**TO BE DONE**: Show every line in the records below that contains the word "Fixed".
** START OF RAW DATA **
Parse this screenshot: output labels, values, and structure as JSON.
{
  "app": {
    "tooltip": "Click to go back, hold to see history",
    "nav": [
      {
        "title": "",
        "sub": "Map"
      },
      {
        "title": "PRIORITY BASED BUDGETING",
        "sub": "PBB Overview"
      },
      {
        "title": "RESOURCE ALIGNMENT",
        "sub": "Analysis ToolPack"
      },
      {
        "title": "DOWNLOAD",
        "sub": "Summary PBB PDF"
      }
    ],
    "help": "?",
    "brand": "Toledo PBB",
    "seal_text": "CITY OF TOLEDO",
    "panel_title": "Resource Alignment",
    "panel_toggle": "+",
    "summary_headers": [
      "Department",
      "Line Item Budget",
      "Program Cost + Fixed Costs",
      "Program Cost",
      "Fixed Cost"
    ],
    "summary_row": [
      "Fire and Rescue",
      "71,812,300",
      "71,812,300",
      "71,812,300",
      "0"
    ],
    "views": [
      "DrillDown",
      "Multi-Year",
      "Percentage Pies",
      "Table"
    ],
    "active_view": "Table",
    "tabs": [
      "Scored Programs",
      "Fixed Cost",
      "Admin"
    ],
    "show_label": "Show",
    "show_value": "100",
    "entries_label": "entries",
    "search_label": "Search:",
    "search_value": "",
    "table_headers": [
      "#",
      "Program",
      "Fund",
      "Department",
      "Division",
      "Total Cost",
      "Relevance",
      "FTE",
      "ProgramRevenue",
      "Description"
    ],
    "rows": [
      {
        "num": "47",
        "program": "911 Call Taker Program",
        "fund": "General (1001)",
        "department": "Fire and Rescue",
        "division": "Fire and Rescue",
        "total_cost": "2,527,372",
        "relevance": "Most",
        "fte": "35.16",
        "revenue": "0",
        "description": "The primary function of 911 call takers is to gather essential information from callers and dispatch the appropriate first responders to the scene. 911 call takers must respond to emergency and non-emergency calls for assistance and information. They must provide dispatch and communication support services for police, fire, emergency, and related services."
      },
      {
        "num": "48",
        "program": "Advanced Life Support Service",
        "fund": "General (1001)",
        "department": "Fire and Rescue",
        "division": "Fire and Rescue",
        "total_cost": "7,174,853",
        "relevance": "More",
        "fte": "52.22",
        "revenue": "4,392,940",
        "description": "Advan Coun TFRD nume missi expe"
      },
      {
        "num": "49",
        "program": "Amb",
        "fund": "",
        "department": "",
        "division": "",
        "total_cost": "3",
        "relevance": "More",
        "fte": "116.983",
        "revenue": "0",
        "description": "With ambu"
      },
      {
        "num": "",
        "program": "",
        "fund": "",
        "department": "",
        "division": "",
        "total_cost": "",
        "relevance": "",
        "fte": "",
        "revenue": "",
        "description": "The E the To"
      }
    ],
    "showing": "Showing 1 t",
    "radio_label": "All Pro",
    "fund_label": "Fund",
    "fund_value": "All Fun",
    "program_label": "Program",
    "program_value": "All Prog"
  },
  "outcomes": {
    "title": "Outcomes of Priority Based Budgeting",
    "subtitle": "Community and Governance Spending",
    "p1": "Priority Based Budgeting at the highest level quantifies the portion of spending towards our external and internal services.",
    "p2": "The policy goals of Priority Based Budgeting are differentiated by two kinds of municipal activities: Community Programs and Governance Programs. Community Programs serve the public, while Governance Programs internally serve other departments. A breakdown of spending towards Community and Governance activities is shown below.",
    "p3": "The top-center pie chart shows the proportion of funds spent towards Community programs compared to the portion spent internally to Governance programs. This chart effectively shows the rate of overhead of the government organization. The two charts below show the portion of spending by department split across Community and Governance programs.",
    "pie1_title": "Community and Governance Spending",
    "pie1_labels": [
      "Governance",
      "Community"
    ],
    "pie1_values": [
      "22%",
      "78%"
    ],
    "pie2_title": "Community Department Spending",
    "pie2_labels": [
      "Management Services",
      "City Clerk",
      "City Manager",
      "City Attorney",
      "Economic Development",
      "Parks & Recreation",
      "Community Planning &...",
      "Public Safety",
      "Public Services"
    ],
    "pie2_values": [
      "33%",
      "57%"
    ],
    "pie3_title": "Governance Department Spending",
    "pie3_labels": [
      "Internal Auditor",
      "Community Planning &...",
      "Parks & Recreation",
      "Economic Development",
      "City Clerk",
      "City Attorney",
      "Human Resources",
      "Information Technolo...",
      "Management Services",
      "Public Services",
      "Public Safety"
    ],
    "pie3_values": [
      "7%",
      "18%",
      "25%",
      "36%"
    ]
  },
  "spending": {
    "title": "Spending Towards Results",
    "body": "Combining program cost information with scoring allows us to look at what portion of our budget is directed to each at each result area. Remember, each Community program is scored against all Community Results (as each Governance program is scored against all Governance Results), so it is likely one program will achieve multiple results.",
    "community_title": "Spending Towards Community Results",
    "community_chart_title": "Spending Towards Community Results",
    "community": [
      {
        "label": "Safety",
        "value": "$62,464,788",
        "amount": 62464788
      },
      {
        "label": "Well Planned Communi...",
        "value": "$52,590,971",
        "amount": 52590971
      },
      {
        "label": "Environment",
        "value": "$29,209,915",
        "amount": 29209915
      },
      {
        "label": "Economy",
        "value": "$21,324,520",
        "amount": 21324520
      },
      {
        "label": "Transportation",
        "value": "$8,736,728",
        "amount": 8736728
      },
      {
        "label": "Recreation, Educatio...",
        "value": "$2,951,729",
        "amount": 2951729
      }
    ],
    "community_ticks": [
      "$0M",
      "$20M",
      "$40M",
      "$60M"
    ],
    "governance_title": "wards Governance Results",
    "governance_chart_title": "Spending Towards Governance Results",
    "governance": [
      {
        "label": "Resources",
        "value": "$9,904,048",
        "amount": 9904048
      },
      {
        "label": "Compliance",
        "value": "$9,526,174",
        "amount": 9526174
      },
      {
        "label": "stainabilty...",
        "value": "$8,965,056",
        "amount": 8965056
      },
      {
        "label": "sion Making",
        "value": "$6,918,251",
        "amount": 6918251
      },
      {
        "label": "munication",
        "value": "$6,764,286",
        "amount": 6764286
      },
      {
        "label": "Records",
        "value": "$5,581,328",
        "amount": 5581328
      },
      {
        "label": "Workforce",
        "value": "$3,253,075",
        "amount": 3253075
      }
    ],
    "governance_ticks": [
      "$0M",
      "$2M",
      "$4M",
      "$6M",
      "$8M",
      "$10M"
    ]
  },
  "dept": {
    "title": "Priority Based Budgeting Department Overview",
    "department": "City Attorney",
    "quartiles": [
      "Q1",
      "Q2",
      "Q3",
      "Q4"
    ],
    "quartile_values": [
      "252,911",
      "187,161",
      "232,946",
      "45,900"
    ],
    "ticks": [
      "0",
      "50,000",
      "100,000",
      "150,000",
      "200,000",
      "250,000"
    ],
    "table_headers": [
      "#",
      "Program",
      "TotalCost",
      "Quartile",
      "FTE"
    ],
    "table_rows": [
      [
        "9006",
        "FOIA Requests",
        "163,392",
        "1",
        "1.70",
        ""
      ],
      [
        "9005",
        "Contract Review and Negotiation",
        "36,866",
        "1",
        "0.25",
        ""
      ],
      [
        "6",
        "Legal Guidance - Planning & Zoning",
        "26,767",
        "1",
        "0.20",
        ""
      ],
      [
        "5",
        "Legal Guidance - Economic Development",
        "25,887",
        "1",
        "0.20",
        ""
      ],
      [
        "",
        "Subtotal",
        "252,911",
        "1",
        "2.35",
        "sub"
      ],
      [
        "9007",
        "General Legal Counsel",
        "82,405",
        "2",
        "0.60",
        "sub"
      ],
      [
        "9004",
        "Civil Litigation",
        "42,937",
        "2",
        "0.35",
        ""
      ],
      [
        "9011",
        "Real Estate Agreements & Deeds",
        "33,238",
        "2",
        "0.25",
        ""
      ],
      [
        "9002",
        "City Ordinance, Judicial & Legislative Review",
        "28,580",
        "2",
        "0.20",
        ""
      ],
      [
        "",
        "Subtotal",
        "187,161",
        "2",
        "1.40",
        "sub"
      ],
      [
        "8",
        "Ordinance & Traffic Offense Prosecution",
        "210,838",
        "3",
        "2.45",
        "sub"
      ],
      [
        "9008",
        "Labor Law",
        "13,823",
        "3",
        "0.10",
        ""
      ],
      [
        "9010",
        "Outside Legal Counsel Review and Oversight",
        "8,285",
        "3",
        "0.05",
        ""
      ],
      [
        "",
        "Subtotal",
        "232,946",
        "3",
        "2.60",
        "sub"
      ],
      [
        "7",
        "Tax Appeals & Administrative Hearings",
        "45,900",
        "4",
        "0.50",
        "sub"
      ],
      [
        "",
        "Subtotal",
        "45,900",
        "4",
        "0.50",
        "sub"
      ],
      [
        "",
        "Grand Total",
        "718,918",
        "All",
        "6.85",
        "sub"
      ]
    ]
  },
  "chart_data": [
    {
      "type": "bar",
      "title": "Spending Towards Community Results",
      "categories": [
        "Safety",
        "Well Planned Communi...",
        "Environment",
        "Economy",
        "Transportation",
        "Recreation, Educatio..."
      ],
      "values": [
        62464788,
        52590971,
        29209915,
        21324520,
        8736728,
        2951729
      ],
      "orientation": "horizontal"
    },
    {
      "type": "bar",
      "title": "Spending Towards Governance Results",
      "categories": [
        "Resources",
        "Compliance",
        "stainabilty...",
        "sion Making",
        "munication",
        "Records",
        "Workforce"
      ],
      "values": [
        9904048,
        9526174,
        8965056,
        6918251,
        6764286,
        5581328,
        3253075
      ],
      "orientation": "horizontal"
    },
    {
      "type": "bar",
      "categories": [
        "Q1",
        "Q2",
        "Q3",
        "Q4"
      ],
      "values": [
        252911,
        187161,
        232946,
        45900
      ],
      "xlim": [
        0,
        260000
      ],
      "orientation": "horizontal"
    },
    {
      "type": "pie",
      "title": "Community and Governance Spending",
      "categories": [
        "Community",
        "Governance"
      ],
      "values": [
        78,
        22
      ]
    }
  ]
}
** END OF RAW DATA **
**SOLUTION**:
      "Program Cost + Fixed Costs",
      "Fixed Cost"
      "Fixed Cost",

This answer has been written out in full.